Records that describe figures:
::::
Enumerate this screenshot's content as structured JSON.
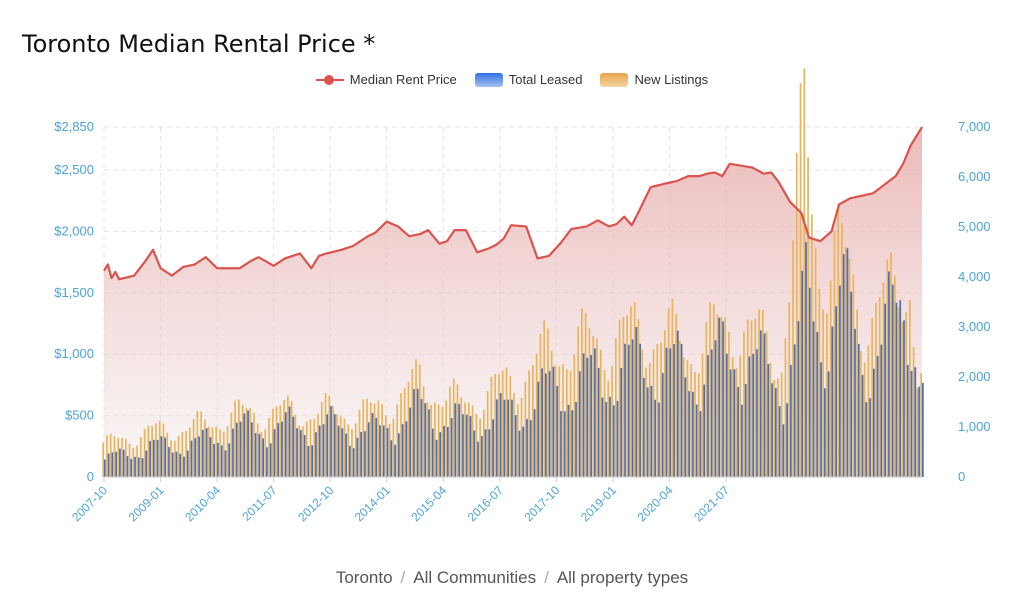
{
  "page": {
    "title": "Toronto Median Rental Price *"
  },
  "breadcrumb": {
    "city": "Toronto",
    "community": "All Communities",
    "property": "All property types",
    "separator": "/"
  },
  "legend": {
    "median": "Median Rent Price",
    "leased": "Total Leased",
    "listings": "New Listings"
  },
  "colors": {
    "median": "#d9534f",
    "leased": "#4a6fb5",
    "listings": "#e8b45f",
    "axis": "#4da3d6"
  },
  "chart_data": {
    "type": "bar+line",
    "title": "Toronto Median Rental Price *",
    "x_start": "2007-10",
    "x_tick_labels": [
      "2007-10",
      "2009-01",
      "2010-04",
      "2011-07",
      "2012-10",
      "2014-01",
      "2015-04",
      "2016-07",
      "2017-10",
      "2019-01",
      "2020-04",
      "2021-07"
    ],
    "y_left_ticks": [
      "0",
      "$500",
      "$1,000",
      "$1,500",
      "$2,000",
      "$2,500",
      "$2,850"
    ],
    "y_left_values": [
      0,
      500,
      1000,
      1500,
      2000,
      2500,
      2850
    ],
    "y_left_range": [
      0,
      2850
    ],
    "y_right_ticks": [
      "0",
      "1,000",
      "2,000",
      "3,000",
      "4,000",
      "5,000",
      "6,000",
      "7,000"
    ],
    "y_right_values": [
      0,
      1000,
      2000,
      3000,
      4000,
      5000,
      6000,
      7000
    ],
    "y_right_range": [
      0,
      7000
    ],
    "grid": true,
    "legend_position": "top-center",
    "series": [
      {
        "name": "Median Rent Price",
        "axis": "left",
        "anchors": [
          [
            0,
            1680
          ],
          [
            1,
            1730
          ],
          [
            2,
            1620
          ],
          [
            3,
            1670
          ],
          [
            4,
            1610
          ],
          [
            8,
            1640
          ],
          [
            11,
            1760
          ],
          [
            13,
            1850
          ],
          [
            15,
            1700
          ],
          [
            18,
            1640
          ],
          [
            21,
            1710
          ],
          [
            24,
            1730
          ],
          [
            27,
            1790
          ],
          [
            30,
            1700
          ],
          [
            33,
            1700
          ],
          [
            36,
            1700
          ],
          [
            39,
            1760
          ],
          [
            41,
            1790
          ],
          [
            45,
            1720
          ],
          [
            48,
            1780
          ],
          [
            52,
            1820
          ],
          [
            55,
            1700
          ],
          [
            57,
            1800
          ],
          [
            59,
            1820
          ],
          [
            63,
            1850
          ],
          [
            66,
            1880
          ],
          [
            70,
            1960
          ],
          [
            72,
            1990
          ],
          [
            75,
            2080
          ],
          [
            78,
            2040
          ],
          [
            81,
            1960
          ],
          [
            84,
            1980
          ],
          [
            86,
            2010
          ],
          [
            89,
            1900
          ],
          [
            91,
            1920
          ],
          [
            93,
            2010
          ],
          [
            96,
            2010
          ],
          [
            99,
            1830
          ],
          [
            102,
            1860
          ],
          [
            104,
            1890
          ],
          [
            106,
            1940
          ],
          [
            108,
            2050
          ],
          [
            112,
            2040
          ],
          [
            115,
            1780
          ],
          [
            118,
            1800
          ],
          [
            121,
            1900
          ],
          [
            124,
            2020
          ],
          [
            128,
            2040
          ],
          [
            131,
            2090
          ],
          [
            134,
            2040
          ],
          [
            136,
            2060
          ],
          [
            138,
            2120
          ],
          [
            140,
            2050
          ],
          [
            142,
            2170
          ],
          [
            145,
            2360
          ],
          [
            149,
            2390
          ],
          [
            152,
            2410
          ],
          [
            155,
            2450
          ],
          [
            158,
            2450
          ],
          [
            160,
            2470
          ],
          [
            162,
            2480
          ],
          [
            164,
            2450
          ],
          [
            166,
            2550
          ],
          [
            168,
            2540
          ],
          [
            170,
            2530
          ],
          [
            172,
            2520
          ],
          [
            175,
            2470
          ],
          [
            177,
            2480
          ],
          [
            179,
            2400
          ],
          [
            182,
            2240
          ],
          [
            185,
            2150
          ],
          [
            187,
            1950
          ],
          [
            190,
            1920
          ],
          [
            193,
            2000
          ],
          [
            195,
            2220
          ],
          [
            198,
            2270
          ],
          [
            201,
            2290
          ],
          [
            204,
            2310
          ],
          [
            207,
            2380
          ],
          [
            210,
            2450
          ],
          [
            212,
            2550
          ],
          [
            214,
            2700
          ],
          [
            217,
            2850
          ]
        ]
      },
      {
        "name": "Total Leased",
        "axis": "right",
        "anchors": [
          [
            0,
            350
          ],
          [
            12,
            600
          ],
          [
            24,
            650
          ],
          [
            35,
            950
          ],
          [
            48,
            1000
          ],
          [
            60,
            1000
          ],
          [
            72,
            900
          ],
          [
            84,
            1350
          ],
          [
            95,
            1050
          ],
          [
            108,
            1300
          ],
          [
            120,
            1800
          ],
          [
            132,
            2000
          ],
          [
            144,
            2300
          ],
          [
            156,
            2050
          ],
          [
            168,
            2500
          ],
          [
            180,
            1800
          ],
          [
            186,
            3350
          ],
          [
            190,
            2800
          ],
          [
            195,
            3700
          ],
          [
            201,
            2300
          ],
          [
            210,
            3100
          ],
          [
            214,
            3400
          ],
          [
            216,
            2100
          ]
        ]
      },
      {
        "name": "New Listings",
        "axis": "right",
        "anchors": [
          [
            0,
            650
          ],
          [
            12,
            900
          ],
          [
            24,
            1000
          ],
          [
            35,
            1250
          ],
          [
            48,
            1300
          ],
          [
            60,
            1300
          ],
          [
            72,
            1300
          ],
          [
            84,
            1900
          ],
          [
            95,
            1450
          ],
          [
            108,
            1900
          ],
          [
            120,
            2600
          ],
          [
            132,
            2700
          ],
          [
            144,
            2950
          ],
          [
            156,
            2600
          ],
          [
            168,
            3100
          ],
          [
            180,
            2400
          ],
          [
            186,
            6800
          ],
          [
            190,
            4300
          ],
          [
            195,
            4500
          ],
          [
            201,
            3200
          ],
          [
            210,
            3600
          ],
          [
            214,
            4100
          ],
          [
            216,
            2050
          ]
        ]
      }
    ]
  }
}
::::
— Written task —
An exact transcription of all the entries is required, without the pictures.

— Task answer —
Enumerate this screenshot's content as structured JSON.
{
  "page": {
    "title": "Toronto Median Rental Price *"
  },
  "breadcrumb": {
    "city": "Toronto",
    "community": "All Communities",
    "property": "All property types",
    "separator": "/"
  },
  "legend": {
    "median": "Median Rent Price",
    "leased": "Total Leased",
    "listings": "New Listings"
  },
  "colors": {
    "median": "#d9534f",
    "leased": "#4a6fb5",
    "listings": "#e8b45f",
    "axis": "#4da3d6"
  },
  "chart_data": {
    "type": "bar+line",
    "title": "Toronto Median Rental Price *",
    "x_start": "2007-10",
    "x_tick_labels": [
      "2007-10",
      "2009-01",
      "2010-04",
      "2011-07",
      "2012-10",
      "2014-01",
      "2015-04",
      "2016-07",
      "2017-10",
      "2019-01",
      "2020-04",
      "2021-07"
    ],
    "y_left_ticks": [
      "0",
      "$500",
      "$1,000",
      "$1,500",
      "$2,000",
      "$2,500",
      "$2,850"
    ],
    "y_left_values": [
      0,
      500,
      1000,
      1500,
      2000,
      2500,
      2850
    ],
    "y_left_range": [
      0,
      2850
    ],
    "y_right_ticks": [
      "0",
      "1,000",
      "2,000",
      "3,000",
      "4,000",
      "5,000",
      "6,000",
      "7,000"
    ],
    "y_right_values": [
      0,
      1000,
      2000,
      3000,
      4000,
      5000,
      6000,
      7000
    ],
    "y_right_range": [
      0,
      7000
    ],
    "grid": true,
    "legend_position": "top-center",
    "series": [
      {
        "name": "Median Rent Price",
        "axis": "left",
        "anchors": [
          [
            0,
            1680
          ],
          [
            1,
            1730
          ],
          [
            2,
            1620
          ],
          [
            3,
            1670
          ],
          [
            4,
            1610
          ],
          [
            8,
            1640
          ],
          [
            11,
            1760
          ],
          [
            13,
            1850
          ],
          [
            15,
            1700
          ],
          [
            18,
            1640
          ],
          [
            21,
            1710
          ],
          [
            24,
            1730
          ],
          [
            27,
            1790
          ],
          [
            30,
            1700
          ],
          [
            33,
            1700
          ],
          [
            36,
            1700
          ],
          [
            39,
            1760
          ],
          [
            41,
            1790
          ],
          [
            45,
            1720
          ],
          [
            48,
            1780
          ],
          [
            52,
            1820
          ],
          [
            55,
            1700
          ],
          [
            57,
            1800
          ],
          [
            59,
            1820
          ],
          [
            63,
            1850
          ],
          [
            66,
            1880
          ],
          [
            70,
            1960
          ],
          [
            72,
            1990
          ],
          [
            75,
            2080
          ],
          [
            78,
            2040
          ],
          [
            81,
            1960
          ],
          [
            84,
            1980
          ],
          [
            86,
            2010
          ],
          [
            89,
            1900
          ],
          [
            91,
            1920
          ],
          [
            93,
            2010
          ],
          [
            96,
            2010
          ],
          [
            99,
            1830
          ],
          [
            102,
            1860
          ],
          [
            104,
            1890
          ],
          [
            106,
            1940
          ],
          [
            108,
            2050
          ],
          [
            112,
            2040
          ],
          [
            115,
            1780
          ],
          [
            118,
            1800
          ],
          [
            121,
            1900
          ],
          [
            124,
            2020
          ],
          [
            128,
            2040
          ],
          [
            131,
            2090
          ],
          [
            134,
            2040
          ],
          [
            136,
            2060
          ],
          [
            138,
            2120
          ],
          [
            140,
            2050
          ],
          [
            142,
            2170
          ],
          [
            145,
            2360
          ],
          [
            149,
            2390
          ],
          [
            152,
            2410
          ],
          [
            155,
            2450
          ],
          [
            158,
            2450
          ],
          [
            160,
            2470
          ],
          [
            162,
            2480
          ],
          [
            164,
            2450
          ],
          [
            166,
            2550
          ],
          [
            168,
            2540
          ],
          [
            170,
            2530
          ],
          [
            172,
            2520
          ],
          [
            175,
            2470
          ],
          [
            177,
            2480
          ],
          [
            179,
            2400
          ],
          [
            182,
            2240
          ],
          [
            185,
            2150
          ],
          [
            187,
            1950
          ],
          [
            190,
            1920
          ],
          [
            193,
            2000
          ],
          [
            195,
            2220
          ],
          [
            198,
            2270
          ],
          [
            201,
            2290
          ],
          [
            204,
            2310
          ],
          [
            207,
            2380
          ],
          [
            210,
            2450
          ],
          [
            212,
            2550
          ],
          [
            214,
            2700
          ],
          [
            217,
            2850
          ]
        ]
      },
      {
        "name": "Total Leased",
        "axis": "right",
        "anchors": [
          [
            0,
            350
          ],
          [
            12,
            600
          ],
          [
            24,
            650
          ],
          [
            35,
            950
          ],
          [
            48,
            1000
          ],
          [
            60,
            1000
          ],
          [
            72,
            900
          ],
          [
            84,
            1350
          ],
          [
            95,
            1050
          ],
          [
            108,
            1300
          ],
          [
            120,
            1800
          ],
          [
            132,
            2000
          ],
          [
            144,
            2300
          ],
          [
            156,
            2050
          ],
          [
            168,
            2500
          ],
          [
            180,
            1800
          ],
          [
            186,
            3350
          ],
          [
            190,
            2800
          ],
          [
            195,
            3700
          ],
          [
            201,
            2300
          ],
          [
            210,
            3100
          ],
          [
            214,
            3400
          ],
          [
            216,
            2100
          ]
        ]
      },
      {
        "name": "New Listings",
        "axis": "right",
        "anchors": [
          [
            0,
            650
          ],
          [
            12,
            900
          ],
          [
            24,
            1000
          ],
          [
            35,
            1250
          ],
          [
            48,
            1300
          ],
          [
            60,
            1300
          ],
          [
            72,
            1300
          ],
          [
            84,
            1900
          ],
          [
            95,
            1450
          ],
          [
            108,
            1900
          ],
          [
            120,
            2600
          ],
          [
            132,
            2700
          ],
          [
            144,
            2950
          ],
          [
            156,
            2600
          ],
          [
            168,
            3100
          ],
          [
            180,
            2400
          ],
          [
            186,
            6800
          ],
          [
            190,
            4300
          ],
          [
            195,
            4500
          ],
          [
            201,
            3200
          ],
          [
            210,
            3600
          ],
          [
            214,
            4100
          ],
          [
            216,
            2050
          ]
        ]
      }
    ]
  }
}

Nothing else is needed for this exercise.